Records from a collection
════
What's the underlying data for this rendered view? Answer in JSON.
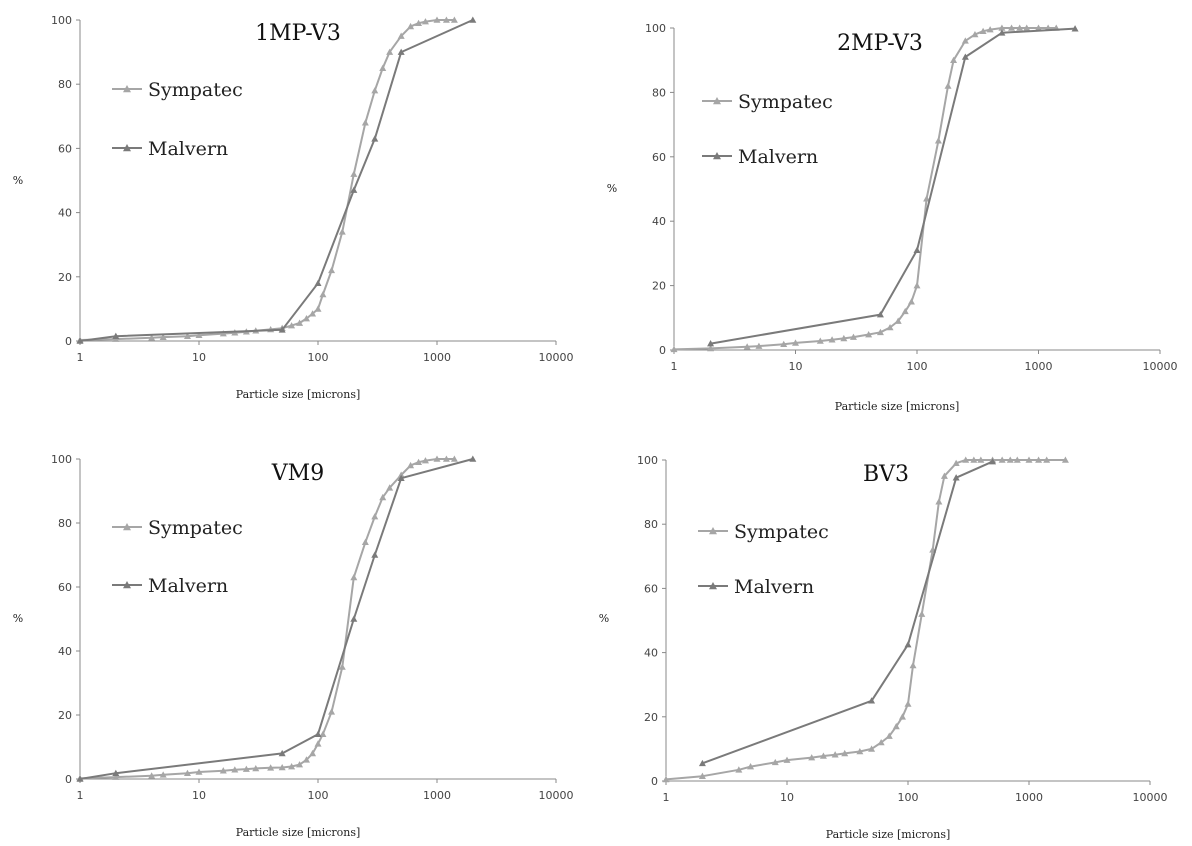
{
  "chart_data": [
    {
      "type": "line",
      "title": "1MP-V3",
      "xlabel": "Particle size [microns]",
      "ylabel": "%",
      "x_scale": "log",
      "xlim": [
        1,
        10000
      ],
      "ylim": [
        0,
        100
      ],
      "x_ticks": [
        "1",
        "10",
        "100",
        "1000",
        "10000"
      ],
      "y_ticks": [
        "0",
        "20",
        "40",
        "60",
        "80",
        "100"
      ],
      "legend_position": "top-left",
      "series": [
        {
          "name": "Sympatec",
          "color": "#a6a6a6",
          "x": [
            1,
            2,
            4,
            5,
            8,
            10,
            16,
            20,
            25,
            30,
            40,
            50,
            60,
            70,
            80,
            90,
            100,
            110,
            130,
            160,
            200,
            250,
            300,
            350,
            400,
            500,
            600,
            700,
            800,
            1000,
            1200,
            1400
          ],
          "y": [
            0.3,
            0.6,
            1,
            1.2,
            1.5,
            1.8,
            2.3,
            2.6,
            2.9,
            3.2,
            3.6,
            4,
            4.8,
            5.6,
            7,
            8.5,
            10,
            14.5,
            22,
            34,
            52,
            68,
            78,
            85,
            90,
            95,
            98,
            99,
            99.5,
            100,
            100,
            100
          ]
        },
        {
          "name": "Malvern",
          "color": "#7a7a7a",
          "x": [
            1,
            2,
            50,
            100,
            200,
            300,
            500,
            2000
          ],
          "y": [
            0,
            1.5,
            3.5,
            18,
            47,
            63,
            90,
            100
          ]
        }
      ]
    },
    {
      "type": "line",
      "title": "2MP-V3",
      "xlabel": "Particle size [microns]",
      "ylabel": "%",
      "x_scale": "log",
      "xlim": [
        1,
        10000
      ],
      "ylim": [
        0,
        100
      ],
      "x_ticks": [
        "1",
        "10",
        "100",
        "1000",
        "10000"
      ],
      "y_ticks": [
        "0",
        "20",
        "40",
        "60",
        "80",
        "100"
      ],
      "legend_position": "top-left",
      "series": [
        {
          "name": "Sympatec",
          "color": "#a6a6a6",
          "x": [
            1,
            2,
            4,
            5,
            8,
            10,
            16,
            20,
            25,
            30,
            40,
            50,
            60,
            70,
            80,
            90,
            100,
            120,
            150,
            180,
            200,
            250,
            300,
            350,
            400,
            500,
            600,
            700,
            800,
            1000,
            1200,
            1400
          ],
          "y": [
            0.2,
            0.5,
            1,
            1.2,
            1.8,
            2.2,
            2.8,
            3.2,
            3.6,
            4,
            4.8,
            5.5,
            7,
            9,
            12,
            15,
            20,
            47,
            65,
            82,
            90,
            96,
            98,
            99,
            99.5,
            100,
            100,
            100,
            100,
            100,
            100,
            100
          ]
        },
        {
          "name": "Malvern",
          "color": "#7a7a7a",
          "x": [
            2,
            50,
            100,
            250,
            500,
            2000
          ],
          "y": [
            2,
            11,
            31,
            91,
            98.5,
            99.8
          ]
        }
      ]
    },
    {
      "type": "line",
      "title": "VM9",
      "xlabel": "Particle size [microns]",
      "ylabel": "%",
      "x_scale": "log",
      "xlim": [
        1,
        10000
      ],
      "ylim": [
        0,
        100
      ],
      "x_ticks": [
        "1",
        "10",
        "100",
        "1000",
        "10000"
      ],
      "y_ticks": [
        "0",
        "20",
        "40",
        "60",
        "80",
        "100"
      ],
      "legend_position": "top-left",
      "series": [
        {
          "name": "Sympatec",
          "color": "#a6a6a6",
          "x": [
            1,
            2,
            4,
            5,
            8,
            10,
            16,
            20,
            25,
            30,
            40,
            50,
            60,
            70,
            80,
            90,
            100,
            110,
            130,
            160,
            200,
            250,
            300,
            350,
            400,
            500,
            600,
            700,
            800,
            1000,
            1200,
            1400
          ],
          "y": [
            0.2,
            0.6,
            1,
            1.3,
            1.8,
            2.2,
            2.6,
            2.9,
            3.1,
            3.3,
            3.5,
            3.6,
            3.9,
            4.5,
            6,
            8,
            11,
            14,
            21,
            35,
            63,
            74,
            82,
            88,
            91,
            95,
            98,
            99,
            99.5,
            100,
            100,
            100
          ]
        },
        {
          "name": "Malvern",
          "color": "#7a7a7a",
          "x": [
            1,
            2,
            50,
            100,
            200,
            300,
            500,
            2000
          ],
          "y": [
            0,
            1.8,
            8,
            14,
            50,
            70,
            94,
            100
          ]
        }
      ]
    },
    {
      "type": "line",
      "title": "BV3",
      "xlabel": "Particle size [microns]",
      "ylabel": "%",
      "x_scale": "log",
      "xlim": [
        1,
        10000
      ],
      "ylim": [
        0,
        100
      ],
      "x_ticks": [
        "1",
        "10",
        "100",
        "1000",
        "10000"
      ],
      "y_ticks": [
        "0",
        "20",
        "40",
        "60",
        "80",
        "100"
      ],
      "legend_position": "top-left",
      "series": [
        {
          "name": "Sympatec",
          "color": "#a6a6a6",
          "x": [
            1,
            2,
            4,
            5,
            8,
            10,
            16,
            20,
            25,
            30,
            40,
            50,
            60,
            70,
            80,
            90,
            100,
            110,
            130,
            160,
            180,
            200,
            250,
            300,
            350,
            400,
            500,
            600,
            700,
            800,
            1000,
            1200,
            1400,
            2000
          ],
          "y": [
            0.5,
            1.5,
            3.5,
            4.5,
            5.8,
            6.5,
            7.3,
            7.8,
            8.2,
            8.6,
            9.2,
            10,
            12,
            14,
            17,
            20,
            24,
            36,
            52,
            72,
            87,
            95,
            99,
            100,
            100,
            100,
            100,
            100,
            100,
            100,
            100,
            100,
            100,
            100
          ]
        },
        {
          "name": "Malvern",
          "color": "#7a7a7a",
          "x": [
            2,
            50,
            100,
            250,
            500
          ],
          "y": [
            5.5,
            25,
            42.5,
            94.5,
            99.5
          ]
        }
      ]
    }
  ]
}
════
**Your instructions:**
Copy the whole of the material above exactly, but not its images.

**Answer to this task:**
What's the underlying data for this rendered view? Answer in JSON.
{
  "chart_data": [
    {
      "type": "line",
      "title": "1MP-V3",
      "xlabel": "Particle size [microns]",
      "ylabel": "%",
      "x_scale": "log",
      "xlim": [
        1,
        10000
      ],
      "ylim": [
        0,
        100
      ],
      "x_ticks": [
        "1",
        "10",
        "100",
        "1000",
        "10000"
      ],
      "y_ticks": [
        "0",
        "20",
        "40",
        "60",
        "80",
        "100"
      ],
      "legend_position": "top-left",
      "series": [
        {
          "name": "Sympatec",
          "color": "#a6a6a6",
          "x": [
            1,
            2,
            4,
            5,
            8,
            10,
            16,
            20,
            25,
            30,
            40,
            50,
            60,
            70,
            80,
            90,
            100,
            110,
            130,
            160,
            200,
            250,
            300,
            350,
            400,
            500,
            600,
            700,
            800,
            1000,
            1200,
            1400
          ],
          "y": [
            0.3,
            0.6,
            1,
            1.2,
            1.5,
            1.8,
            2.3,
            2.6,
            2.9,
            3.2,
            3.6,
            4,
            4.8,
            5.6,
            7,
            8.5,
            10,
            14.5,
            22,
            34,
            52,
            68,
            78,
            85,
            90,
            95,
            98,
            99,
            99.5,
            100,
            100,
            100
          ]
        },
        {
          "name": "Malvern",
          "color": "#7a7a7a",
          "x": [
            1,
            2,
            50,
            100,
            200,
            300,
            500,
            2000
          ],
          "y": [
            0,
            1.5,
            3.5,
            18,
            47,
            63,
            90,
            100
          ]
        }
      ]
    },
    {
      "type": "line",
      "title": "2MP-V3",
      "xlabel": "Particle size [microns]",
      "ylabel": "%",
      "x_scale": "log",
      "xlim": [
        1,
        10000
      ],
      "ylim": [
        0,
        100
      ],
      "x_ticks": [
        "1",
        "10",
        "100",
        "1000",
        "10000"
      ],
      "y_ticks": [
        "0",
        "20",
        "40",
        "60",
        "80",
        "100"
      ],
      "legend_position": "top-left",
      "series": [
        {
          "name": "Sympatec",
          "color": "#a6a6a6",
          "x": [
            1,
            2,
            4,
            5,
            8,
            10,
            16,
            20,
            25,
            30,
            40,
            50,
            60,
            70,
            80,
            90,
            100,
            120,
            150,
            180,
            200,
            250,
            300,
            350,
            400,
            500,
            600,
            700,
            800,
            1000,
            1200,
            1400
          ],
          "y": [
            0.2,
            0.5,
            1,
            1.2,
            1.8,
            2.2,
            2.8,
            3.2,
            3.6,
            4,
            4.8,
            5.5,
            7,
            9,
            12,
            15,
            20,
            47,
            65,
            82,
            90,
            96,
            98,
            99,
            99.5,
            100,
            100,
            100,
            100,
            100,
            100,
            100
          ]
        },
        {
          "name": "Malvern",
          "color": "#7a7a7a",
          "x": [
            2,
            50,
            100,
            250,
            500,
            2000
          ],
          "y": [
            2,
            11,
            31,
            91,
            98.5,
            99.8
          ]
        }
      ]
    },
    {
      "type": "line",
      "title": "VM9",
      "xlabel": "Particle size [microns]",
      "ylabel": "%",
      "x_scale": "log",
      "xlim": [
        1,
        10000
      ],
      "ylim": [
        0,
        100
      ],
      "x_ticks": [
        "1",
        "10",
        "100",
        "1000",
        "10000"
      ],
      "y_ticks": [
        "0",
        "20",
        "40",
        "60",
        "80",
        "100"
      ],
      "legend_position": "top-left",
      "series": [
        {
          "name": "Sympatec",
          "color": "#a6a6a6",
          "x": [
            1,
            2,
            4,
            5,
            8,
            10,
            16,
            20,
            25,
            30,
            40,
            50,
            60,
            70,
            80,
            90,
            100,
            110,
            130,
            160,
            200,
            250,
            300,
            350,
            400,
            500,
            600,
            700,
            800,
            1000,
            1200,
            1400
          ],
          "y": [
            0.2,
            0.6,
            1,
            1.3,
            1.8,
            2.2,
            2.6,
            2.9,
            3.1,
            3.3,
            3.5,
            3.6,
            3.9,
            4.5,
            6,
            8,
            11,
            14,
            21,
            35,
            63,
            74,
            82,
            88,
            91,
            95,
            98,
            99,
            99.5,
            100,
            100,
            100
          ]
        },
        {
          "name": "Malvern",
          "color": "#7a7a7a",
          "x": [
            1,
            2,
            50,
            100,
            200,
            300,
            500,
            2000
          ],
          "y": [
            0,
            1.8,
            8,
            14,
            50,
            70,
            94,
            100
          ]
        }
      ]
    },
    {
      "type": "line",
      "title": "BV3",
      "xlabel": "Particle size [microns]",
      "ylabel": "%",
      "x_scale": "log",
      "xlim": [
        1,
        10000
      ],
      "ylim": [
        0,
        100
      ],
      "x_ticks": [
        "1",
        "10",
        "100",
        "1000",
        "10000"
      ],
      "y_ticks": [
        "0",
        "20",
        "40",
        "60",
        "80",
        "100"
      ],
      "legend_position": "top-left",
      "series": [
        {
          "name": "Sympatec",
          "color": "#a6a6a6",
          "x": [
            1,
            2,
            4,
            5,
            8,
            10,
            16,
            20,
            25,
            30,
            40,
            50,
            60,
            70,
            80,
            90,
            100,
            110,
            130,
            160,
            180,
            200,
            250,
            300,
            350,
            400,
            500,
            600,
            700,
            800,
            1000,
            1200,
            1400,
            2000
          ],
          "y": [
            0.5,
            1.5,
            3.5,
            4.5,
            5.8,
            6.5,
            7.3,
            7.8,
            8.2,
            8.6,
            9.2,
            10,
            12,
            14,
            17,
            20,
            24,
            36,
            52,
            72,
            87,
            95,
            99,
            100,
            100,
            100,
            100,
            100,
            100,
            100,
            100,
            100,
            100,
            100
          ]
        },
        {
          "name": "Malvern",
          "color": "#7a7a7a",
          "x": [
            2,
            50,
            100,
            250,
            500
          ],
          "y": [
            5.5,
            25,
            42.5,
            94.5,
            99.5
          ]
        }
      ]
    }
  ]
}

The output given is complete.